SET PROBLEM:
An exact copy of every record is needed.

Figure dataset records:

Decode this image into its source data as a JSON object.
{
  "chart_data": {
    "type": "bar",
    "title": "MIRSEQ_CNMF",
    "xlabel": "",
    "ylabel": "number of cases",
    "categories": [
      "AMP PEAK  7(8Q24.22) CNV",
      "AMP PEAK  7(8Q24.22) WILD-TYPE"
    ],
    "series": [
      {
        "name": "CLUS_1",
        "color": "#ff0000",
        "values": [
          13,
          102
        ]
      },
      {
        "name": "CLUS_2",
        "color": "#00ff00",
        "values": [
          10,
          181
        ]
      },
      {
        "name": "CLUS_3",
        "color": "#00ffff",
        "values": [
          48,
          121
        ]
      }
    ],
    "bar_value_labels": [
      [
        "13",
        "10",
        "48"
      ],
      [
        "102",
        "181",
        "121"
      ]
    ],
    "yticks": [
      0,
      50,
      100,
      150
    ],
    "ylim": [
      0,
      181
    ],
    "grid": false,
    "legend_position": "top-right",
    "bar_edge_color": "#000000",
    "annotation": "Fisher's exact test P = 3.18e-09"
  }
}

SOLUTION TO THIS PROBLEM:
Decode this image into its source data as a JSON object.
{
  "chart_data": {
    "type": "bar",
    "title": "MIRSEQ_CNMF",
    "xlabel": "",
    "ylabel": "number of cases",
    "categories": [
      "AMP PEAK  7(8Q24.22) CNV",
      "AMP PEAK  7(8Q24.22) WILD-TYPE"
    ],
    "series": [
      {
        "name": "CLUS_1",
        "color": "#ff0000",
        "values": [
          13,
          102
        ]
      },
      {
        "name": "CLUS_2",
        "color": "#00ff00",
        "values": [
          10,
          181
        ]
      },
      {
        "name": "CLUS_3",
        "color": "#00ffff",
        "values": [
          48,
          121
        ]
      }
    ],
    "bar_value_labels": [
      [
        "13",
        "10",
        "48"
      ],
      [
        "102",
        "181",
        "121"
      ]
    ],
    "yticks": [
      0,
      50,
      100,
      150
    ],
    "ylim": [
      0,
      181
    ],
    "grid": false,
    "legend_position": "top-right",
    "bar_edge_color": "#000000",
    "annotation": "Fisher's exact test P = 3.18e-09"
  }
}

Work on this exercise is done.